▶ The problem: Print each record below precisely, with every picture left out of the copy.

[Provided records Boundary: Start]

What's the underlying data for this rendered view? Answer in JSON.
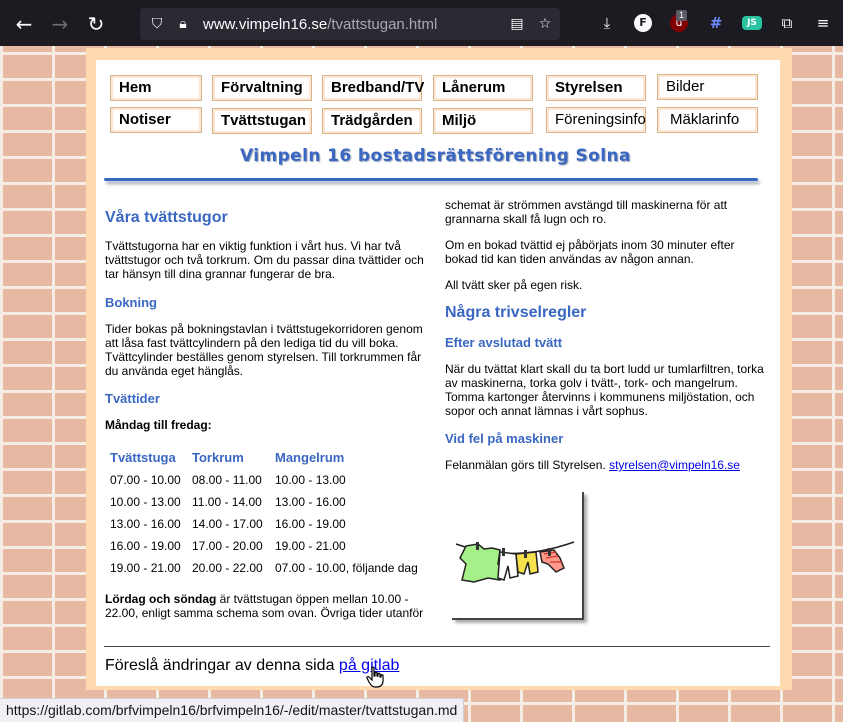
{
  "browser": {
    "url_domain": "www.vimpeln16.se",
    "url_path": "/tvattstugan.html",
    "status_url": "https://gitlab.com/brfvimpeln16/brfvimpeln16/-/edit/master/tvattstugan.md",
    "ext_f": "F",
    "ext_u_badge": "1",
    "ext_js": "JS"
  },
  "nav": {
    "row1": [
      "Hem",
      "Förvaltning",
      "Bredband/TV",
      "Lånerum",
      "Styrelsen",
      "Bilder"
    ],
    "row2": [
      "Notiser",
      "Tvättstugan",
      "Trädgården",
      "Miljö",
      "Föreningsinfo",
      "Mäklarinfo"
    ]
  },
  "site_title": "Vimpeln 16 bostadsrättsförening Solna",
  "left": {
    "heading": "Våra tvättstugor",
    "intro": "Tvättstugorna har en viktig funktion i vårt hus. Vi har två tvättstugor och två torkrum. Om du passar dina tvättider och tar hänsyn till dina grannar fungerar de bra.",
    "bokning_heading": "Bokning",
    "bokning_text": "Tider bokas på bokningstavlan i tvättstugekorridoren genom att låsa fast tvättcylindern på den lediga tid du vill boka. Tvättcylinder beställes genom styrelsen. Till torkrummen får du använda eget hänglås.",
    "tvattider_heading": "Tvättider",
    "weekday_label": "Måndag till fredag:",
    "schedule": {
      "headers": [
        "Tvättstuga",
        "Torkrum",
        "Mangelrum"
      ],
      "rows": [
        [
          "07.00 - 10.00",
          "08.00 - 11.00",
          "10.00 - 13.00"
        ],
        [
          "10.00 - 13.00",
          "11.00 - 14.00",
          "13.00 - 16.00"
        ],
        [
          "13.00 - 16.00",
          "14.00 - 17.00",
          "16.00 - 19.00"
        ],
        [
          "16.00 - 19.00",
          "17.00 - 20.00",
          "19.00 - 21.00"
        ],
        [
          "19.00 - 21.00",
          "20.00 - 22.00",
          "07.00 - 10.00, följande dag"
        ]
      ]
    },
    "weekend_bold": "Lördag och söndag",
    "weekend_text": " är tvättstugan öppen mellan 10.00 - 22.00, enligt samma schema som ovan. Övriga tider utanför"
  },
  "right": {
    "cont1": "schemat är strömmen avstängd till maskinerna för att grannarna skall få lugn och ro.",
    "cont2": "Om en bokad tvättid ej påbörjats inom 30 minuter efter bokad tid kan tiden användas av någon annan.",
    "cont3": "All tvätt sker på egen risk.",
    "rules_heading": "Några trivselregler",
    "after_heading": "Efter avslutad tvätt",
    "after_text": "När du tvättat klart skall du ta bort ludd ur tumlarfiltren, torka av maskinerna, torka golv i tvätt-, tork- och mangelrum. Tomma kartonger återvinns i kommunens miljöstation, och sopor och annat lämnas i vårt sophus.",
    "fault_heading": "Vid fel på maskiner",
    "fault_text": "Felanmälan görs till Styrelsen. ",
    "fault_email": "styrelsen@vimpeln16.se"
  },
  "footer": {
    "text": "Föreslå ändringar av denna sida ",
    "link": "på gitlab"
  },
  "colors": {
    "heading_blue": "#3a67c2",
    "frame_peach": "#ffd9b0",
    "brick": "#e8b9a2"
  }
}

[Provided records Boundary: End]

▶ Written solution:
What's the underlying data for this rendered view? Answer in JSON.
{
  "browser": {
    "url_domain": "www.vimpeln16.se",
    "url_path": "/tvattstugan.html",
    "status_url": "https://gitlab.com/brfvimpeln16/brfvimpeln16/-/edit/master/tvattstugan.md",
    "ext_f": "F",
    "ext_u_badge": "1",
    "ext_js": "JS"
  },
  "nav": {
    "row1": [
      "Hem",
      "Förvaltning",
      "Bredband/TV",
      "Lånerum",
      "Styrelsen",
      "Bilder"
    ],
    "row2": [
      "Notiser",
      "Tvättstugan",
      "Trädgården",
      "Miljö",
      "Föreningsinfo",
      "Mäklarinfo"
    ]
  },
  "site_title": "Vimpeln 16 bostadsrättsförening Solna",
  "left": {
    "heading": "Våra tvättstugor",
    "intro": "Tvättstugorna har en viktig funktion i vårt hus. Vi har två tvättstugor och två torkrum. Om du passar dina tvättider och tar hänsyn till dina grannar fungerar de bra.",
    "bokning_heading": "Bokning",
    "bokning_text": "Tider bokas på bokningstavlan i tvättstugekorridoren genom att låsa fast tvättcylindern på den lediga tid du vill boka. Tvättcylinder beställes genom styrelsen. Till torkrummen får du använda eget hänglås.",
    "tvattider_heading": "Tvättider",
    "weekday_label": "Måndag till fredag:",
    "schedule": {
      "headers": [
        "Tvättstuga",
        "Torkrum",
        "Mangelrum"
      ],
      "rows": [
        [
          "07.00 - 10.00",
          "08.00 - 11.00",
          "10.00 - 13.00"
        ],
        [
          "10.00 - 13.00",
          "11.00 - 14.00",
          "13.00 - 16.00"
        ],
        [
          "13.00 - 16.00",
          "14.00 - 17.00",
          "16.00 - 19.00"
        ],
        [
          "16.00 - 19.00",
          "17.00 - 20.00",
          "19.00 - 21.00"
        ],
        [
          "19.00 - 21.00",
          "20.00 - 22.00",
          "07.00 - 10.00, följande dag"
        ]
      ]
    },
    "weekend_bold": "Lördag och söndag",
    "weekend_text": " är tvättstugan öppen mellan 10.00 - 22.00, enligt samma schema som ovan. Övriga tider utanför"
  },
  "right": {
    "cont1": "schemat är strömmen avstängd till maskinerna för att grannarna skall få lugn och ro.",
    "cont2": "Om en bokad tvättid ej påbörjats inom 30 minuter efter bokad tid kan tiden användas av någon annan.",
    "cont3": "All tvätt sker på egen risk.",
    "rules_heading": "Några trivselregler",
    "after_heading": "Efter avslutad tvätt",
    "after_text": "När du tvättat klart skall du ta bort ludd ur tumlarfiltren, torka av maskinerna, torka golv i tvätt-, tork- och mangelrum. Tomma kartonger återvinns i kommunens miljöstation, och sopor och annat lämnas i vårt sophus.",
    "fault_heading": "Vid fel på maskiner",
    "fault_text": "Felanmälan görs till Styrelsen. ",
    "fault_email": "styrelsen@vimpeln16.se"
  },
  "footer": {
    "text": "Föreslå ändringar av denna sida ",
    "link": "på gitlab"
  },
  "colors": {
    "heading_blue": "#3a67c2",
    "frame_peach": "#ffd9b0",
    "brick": "#e8b9a2"
  }
}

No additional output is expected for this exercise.